:: DATA TO USE ::
****************************************
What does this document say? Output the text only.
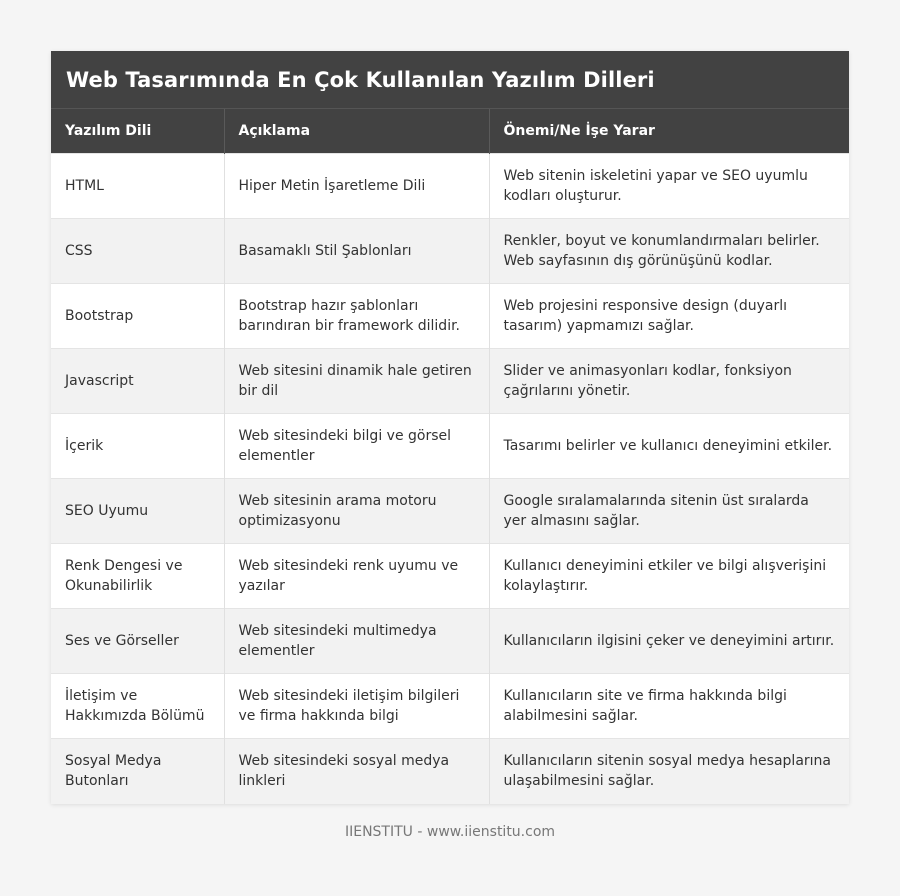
Web Tasarımında En Çok Kullanılan Yazılım Dilleri
Yazılım Dili	Açıklama	Önemi/Ne İşe Yarar
HTML	Hiper Metin İşaretleme Dili	Web sitenin iskeletini yapar ve SEO uyumlu kodları oluşturur.
CSS	Basamaklı Stil Şablonları	Renkler, boyut ve konumlandırmaları belirler. Web sayfasının dış görünüşünü kodlar.
Bootstrap	Bootstrap hazır şablonları barındıran bir framework dilidir.	Web projesini responsive design (duyarlı tasarım) yapmamızı sağlar.
Javascript	Web sitesini dinamik hale getiren bir dil	Slider ve animasyonları kodlar, fonksiyon çağrılarını yönetir.
İçerik	Web sitesindeki bilgi ve görsel elementler	Tasarımı belirler ve kullanıcı deneyimini etkiler.
SEO Uyumu	Web sitesinin arama motoru optimizasyonu	Google sıralamalarında sitenin üst sıralarda yer almasını sağlar.
Renk Dengesi ve Okunabilirlik	Web sitesindeki renk uyumu ve yazılar	Kullanıcı deneyimini etkiler ve bilgi alışverişini kolaylaştırır.
Ses ve Görseller	Web sitesindeki multimedya elementler	Kullanıcıların ilgisini çeker ve deneyimini artırır.
İletişim ve Hakkımızda Bölümü	Web sitesindeki iletişim bilgileri ve firma hakkında bilgi	Kullanıcıların site ve firma hakkında bilgi alabilmesini sağlar.
Sosyal Medya Butonları	Web sitesindeki sosyal medya linkleri	Kullanıcıların sitenin sosyal medya hesaplarına ulaşabilmesini sağlar.
IIENSTITU - www.iienstitu.com
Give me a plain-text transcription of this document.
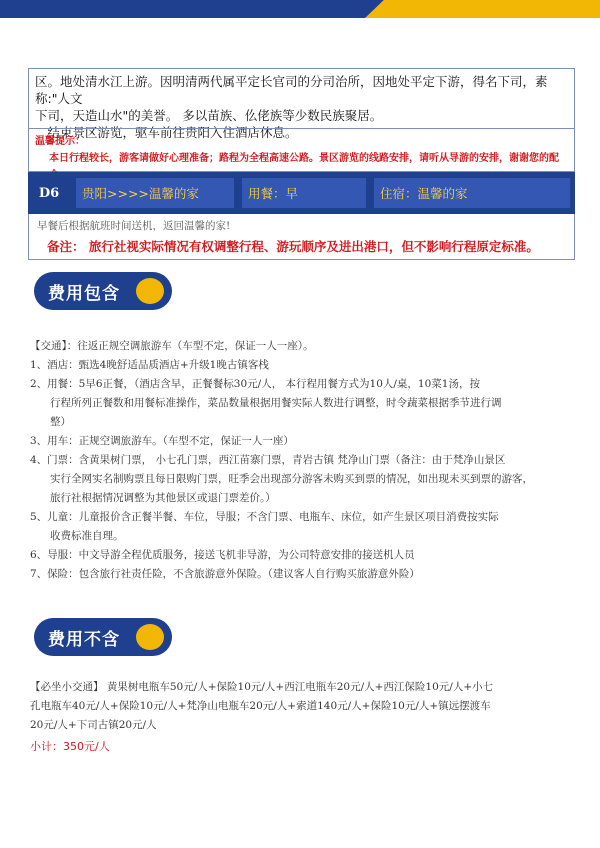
区。地处清水江上游。因明清两代属平定长官司的分司治所，因地处平定下游，得名下司，素称:"人文

下司，天造山水"的美誉。 多以苗族、仫佬族等少数民族聚居。

结束景区游览，驱车前往贵阳入住酒店休息。

温馨提示：
本日行程较长，游客请做好心理准备；路程为全程高速公路。景区游览的线路安排，请听从导游的安排，谢谢您的配
D6	贵阳>>>>温馨的家	用餐：早	住宿：温馨的家

早餐后根据航班时间送机，返回温馨的家!

备注： 旅行社视实际情况有权调整行程、游玩顺序及进出港口，但不影响行程原定标准。

费用包含

【交通】：往返正规空调旅游车（车型不定，保证一人一座）。

1、酒店：甄选4晚舒适品质酒店+升级1晚古镇客栈

2、用餐：5早6正餐，（酒店含早，正餐餐标30元/人， 本行程用餐方式为10人/桌，10菜1汤，按

行程所列正餐数和用餐标准操作，菜品数量根据用餐实际人数进行调整，时令蔬菜根据季节进行调

整）

3、用车：正规空调旅游车。（车型不定，保证一人一座）

4、门票：含黄果树门票， 小七孔门票，西江苗寨门票，青岩古镇 梵净山门票（备注：由于梵净山景区

实行全网实名制购票且每日限购门票，旺季会出现部分游客未购买到票的情况，如出现未买到票的游客，

旅行社根据情况调整为其他景区或退门票差价。）

5、儿童：儿童报价含正餐半餐、车位，导服；不含门票、电瓶车、床位，如产生景区项目消费按实际

收费标准自理。

6、导服：中文导游全程优质服务，接送飞机非导游，为公司特意安排的接送机人员

7、保险：包含旅行社责任险，不含旅游意外保险。（建议客人自行购买旅游意外险）

费用不含

【必坐小交通】 黄果树电瓶车50元/人+保险10元/人+西江电瓶车20元/人+西江保险10元/人+小七

孔电瓶车40元/人+保险10元/人+梵净山电瓶车20元/人+索道140元/人+保险10元/人+镇远摆渡车

20元/人+下司古镇20元/人

小计：350元/人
****************************************
:: WHAT THE TASK REQUIRES ::
Repeat the material above in full and exactly, apart from the pictures.

:: OUTPUT FOR THIS EXERCISE ::
What does this document say? Output the text only.
Web Tasarımında En Çok Kullanılan Yazılım Dilleri
Yazılım Dili	Açıklama	Önemi/Ne İşe Yarar
HTML	Hiper Metin İşaretleme Dili	Web sitenin iskeletini yapar ve SEO uyumlu kodları oluşturur.
CSS	Basamaklı Stil Şablonları	Renkler, boyut ve konumlandırmaları belirler. Web sayfasının dış görünüşünü kodlar.
Bootstrap	Bootstrap hazır şablonları barındıran bir framework dilidir.	Web projesini responsive design (duyarlı tasarım) yapmamızı sağlar.
Javascript	Web sitesini dinamik hale getiren bir dil	Slider ve animasyonları kodlar, fonksiyon çağrılarını yönetir.
İçerik	Web sitesindeki bilgi ve görsel elementler	Tasarımı belirler ve kullanıcı deneyimini etkiler.
SEO Uyumu	Web sitesinin arama motoru optimizasyonu	Google sıralamalarında sitenin üst sıralarda yer almasını sağlar.
Renk Dengesi ve Okunabilirlik	Web sitesindeki renk uyumu ve yazılar	Kullanıcı deneyimini etkiler ve bilgi alışverişini kolaylaştırır.
Ses ve Görseller	Web sitesindeki multimedya elementler	Kullanıcıların ilgisini çeker ve deneyimini artırır.
İletişim ve Hakkımızda Bölümü	Web sitesindeki iletişim bilgileri ve firma hakkında bilgi	Kullanıcıların site ve firma hakkında bilgi alabilmesini sağlar.
Sosyal Medya Butonları	Web sitesindeki sosyal medya linkleri	Kullanıcıların sitenin sosyal medya hesaplarına ulaşabilmesini sağlar.
IIENSTITU - www.iienstitu.com
Give me a plain-text transcription of this document.
区。地处清水江上游。因明清两代属平定长官司的分司治所，因地处平定下游，得名下司，素称:"人文

下司，天造山水"的美誉。 多以苗族、仫佬族等少数民族聚居。

结束景区游览，驱车前往贵阳入住酒店休息。

温馨提示：
本日行程较长，游客请做好心理准备；路程为全程高速公路。景区游览的线路安排，请听从导游的安排，谢谢您的配
D6	贵阳>>>>温馨的家	用餐：早	住宿：温馨的家

早餐后根据航班时间送机，返回温馨的家!

备注： 旅行社视实际情况有权调整行程、游玩顺序及进出港口，但不影响行程原定标准。

费用包含

【交通】：往返正规空调旅游车（车型不定，保证一人一座）。

1、酒店：甄选4晚舒适品质酒店+升级1晚古镇客栈

2、用餐：5早6正餐，（酒店含早，正餐餐标30元/人， 本行程用餐方式为10人/桌，10菜1汤，按

行程所列正餐数和用餐标准操作，菜品数量根据用餐实际人数进行调整，时令蔬菜根据季节进行调

整）

3、用车：正规空调旅游车。（车型不定，保证一人一座）

4、门票：含黄果树门票， 小七孔门票，西江苗寨门票，青岩古镇 梵净山门票（备注：由于梵净山景区

实行全网实名制购票且每日限购门票，旺季会出现部分游客未购买到票的情况，如出现未买到票的游客，

旅行社根据情况调整为其他景区或退门票差价。）

5、儿童：儿童报价含正餐半餐、车位，导服；不含门票、电瓶车、床位，如产生景区项目消费按实际

收费标准自理。

6、导服：中文导游全程优质服务，接送飞机非导游，为公司特意安排的接送机人员

7、保险：包含旅行社责任险，不含旅游意外保险。（建议客人自行购买旅游意外险）

费用不含

【必坐小交通】 黄果树电瓶车50元/人+保险10元/人+西江电瓶车20元/人+西江保险10元/人+小七

孔电瓶车40元/人+保险10元/人+梵净山电瓶车20元/人+索道140元/人+保险10元/人+镇远摆渡车

20元/人+下司古镇20元/人

小计：350元/人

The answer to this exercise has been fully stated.